Go through the records underneath and count the lines that include the string "pencil". Give nothing but the number.

** begin **

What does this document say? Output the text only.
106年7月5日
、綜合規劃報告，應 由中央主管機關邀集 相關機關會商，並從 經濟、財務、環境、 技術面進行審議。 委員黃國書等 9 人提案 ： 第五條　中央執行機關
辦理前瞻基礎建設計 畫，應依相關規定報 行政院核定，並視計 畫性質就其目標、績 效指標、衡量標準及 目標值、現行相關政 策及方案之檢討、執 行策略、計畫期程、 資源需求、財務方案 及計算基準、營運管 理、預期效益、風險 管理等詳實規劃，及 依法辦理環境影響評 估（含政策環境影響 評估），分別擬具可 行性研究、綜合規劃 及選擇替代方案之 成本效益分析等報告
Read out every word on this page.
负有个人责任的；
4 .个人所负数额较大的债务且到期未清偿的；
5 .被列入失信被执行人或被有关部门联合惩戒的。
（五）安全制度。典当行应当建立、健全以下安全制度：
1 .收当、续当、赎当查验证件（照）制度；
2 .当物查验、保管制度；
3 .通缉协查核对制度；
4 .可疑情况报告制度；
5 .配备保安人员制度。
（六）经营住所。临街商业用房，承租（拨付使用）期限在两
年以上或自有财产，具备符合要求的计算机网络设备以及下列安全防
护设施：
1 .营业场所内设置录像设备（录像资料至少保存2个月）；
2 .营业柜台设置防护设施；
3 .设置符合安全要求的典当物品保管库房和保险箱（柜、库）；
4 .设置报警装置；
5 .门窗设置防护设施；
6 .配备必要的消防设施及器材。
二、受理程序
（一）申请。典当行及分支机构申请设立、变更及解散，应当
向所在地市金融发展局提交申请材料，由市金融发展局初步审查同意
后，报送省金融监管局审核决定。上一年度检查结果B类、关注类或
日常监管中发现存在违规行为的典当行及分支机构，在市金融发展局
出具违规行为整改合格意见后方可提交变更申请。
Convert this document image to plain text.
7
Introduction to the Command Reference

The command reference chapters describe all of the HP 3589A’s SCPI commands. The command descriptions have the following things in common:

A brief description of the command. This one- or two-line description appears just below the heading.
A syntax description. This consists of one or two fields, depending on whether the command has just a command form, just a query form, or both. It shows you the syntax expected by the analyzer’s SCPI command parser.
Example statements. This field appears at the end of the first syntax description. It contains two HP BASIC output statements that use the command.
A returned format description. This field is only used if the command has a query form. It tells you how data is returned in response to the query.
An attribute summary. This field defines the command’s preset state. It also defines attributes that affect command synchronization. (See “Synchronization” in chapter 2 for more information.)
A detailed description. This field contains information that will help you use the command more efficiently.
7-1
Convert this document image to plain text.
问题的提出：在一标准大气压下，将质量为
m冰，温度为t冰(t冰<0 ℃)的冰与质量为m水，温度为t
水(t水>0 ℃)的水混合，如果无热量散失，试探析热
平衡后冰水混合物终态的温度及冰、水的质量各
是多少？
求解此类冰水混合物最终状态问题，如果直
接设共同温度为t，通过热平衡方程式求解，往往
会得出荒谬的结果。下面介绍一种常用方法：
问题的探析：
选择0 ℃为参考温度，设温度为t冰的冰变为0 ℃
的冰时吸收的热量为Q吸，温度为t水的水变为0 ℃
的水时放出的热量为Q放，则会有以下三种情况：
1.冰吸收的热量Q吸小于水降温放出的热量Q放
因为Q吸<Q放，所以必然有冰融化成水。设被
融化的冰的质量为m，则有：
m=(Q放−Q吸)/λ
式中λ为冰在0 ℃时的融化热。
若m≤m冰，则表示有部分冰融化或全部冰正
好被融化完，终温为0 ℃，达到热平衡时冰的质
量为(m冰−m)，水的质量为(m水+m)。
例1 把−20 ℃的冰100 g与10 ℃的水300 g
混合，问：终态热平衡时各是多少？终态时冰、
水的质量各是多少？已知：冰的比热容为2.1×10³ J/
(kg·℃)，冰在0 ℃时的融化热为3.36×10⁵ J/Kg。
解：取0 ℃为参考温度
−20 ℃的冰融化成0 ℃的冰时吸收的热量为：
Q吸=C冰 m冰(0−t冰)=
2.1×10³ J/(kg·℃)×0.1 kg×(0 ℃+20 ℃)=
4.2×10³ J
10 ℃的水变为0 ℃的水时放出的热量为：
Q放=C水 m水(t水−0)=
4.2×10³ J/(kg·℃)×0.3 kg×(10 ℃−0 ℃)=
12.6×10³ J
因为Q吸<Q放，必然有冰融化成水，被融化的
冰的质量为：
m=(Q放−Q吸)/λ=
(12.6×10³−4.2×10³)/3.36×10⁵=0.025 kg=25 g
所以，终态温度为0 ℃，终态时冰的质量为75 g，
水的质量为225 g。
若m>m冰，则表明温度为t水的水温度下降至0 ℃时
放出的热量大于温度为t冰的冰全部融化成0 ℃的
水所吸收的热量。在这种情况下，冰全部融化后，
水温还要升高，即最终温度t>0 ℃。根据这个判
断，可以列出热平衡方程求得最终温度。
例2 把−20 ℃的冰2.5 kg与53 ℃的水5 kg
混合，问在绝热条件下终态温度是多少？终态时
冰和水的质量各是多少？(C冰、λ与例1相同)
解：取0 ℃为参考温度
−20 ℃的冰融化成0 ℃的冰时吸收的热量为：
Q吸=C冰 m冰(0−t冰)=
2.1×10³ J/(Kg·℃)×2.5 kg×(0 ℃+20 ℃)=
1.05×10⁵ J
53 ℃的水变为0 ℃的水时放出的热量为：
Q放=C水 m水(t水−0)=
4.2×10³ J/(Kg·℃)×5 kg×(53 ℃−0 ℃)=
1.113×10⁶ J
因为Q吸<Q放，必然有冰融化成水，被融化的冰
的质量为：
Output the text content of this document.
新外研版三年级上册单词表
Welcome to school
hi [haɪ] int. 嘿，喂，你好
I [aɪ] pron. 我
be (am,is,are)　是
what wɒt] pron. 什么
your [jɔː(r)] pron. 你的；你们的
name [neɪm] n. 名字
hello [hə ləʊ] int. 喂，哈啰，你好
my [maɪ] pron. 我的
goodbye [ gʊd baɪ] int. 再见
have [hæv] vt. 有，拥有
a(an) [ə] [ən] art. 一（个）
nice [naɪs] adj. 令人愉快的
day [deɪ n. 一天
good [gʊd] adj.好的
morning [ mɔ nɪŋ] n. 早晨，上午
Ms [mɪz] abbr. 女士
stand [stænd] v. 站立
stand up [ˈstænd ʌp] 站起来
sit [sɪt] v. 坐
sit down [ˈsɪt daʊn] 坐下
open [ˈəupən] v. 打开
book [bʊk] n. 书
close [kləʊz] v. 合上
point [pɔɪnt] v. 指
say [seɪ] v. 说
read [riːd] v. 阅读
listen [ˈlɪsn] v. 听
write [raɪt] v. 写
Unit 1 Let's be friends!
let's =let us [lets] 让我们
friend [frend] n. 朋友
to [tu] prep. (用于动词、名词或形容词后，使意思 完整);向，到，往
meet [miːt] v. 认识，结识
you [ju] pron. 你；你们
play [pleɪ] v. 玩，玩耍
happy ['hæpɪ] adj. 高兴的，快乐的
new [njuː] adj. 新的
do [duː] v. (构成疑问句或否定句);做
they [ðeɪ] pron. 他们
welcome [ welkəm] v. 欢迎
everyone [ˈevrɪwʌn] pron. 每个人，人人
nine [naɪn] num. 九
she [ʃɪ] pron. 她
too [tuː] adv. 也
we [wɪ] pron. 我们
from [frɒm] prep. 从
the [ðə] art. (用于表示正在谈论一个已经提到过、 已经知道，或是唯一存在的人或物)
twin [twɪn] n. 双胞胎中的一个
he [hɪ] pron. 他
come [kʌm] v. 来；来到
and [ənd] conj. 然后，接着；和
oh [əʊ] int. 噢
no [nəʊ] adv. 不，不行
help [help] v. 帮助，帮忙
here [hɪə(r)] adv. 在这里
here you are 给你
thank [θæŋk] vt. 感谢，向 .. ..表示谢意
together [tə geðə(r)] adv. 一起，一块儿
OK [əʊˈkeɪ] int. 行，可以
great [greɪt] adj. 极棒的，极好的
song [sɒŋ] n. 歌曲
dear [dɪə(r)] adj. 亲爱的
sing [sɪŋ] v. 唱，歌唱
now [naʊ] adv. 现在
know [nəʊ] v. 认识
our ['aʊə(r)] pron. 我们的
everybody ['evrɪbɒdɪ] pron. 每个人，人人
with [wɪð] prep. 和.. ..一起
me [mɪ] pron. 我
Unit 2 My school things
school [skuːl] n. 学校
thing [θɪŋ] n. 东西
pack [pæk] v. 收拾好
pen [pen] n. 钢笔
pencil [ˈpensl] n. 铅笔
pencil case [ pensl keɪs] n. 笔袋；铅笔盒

** end **

Solved exercise. 2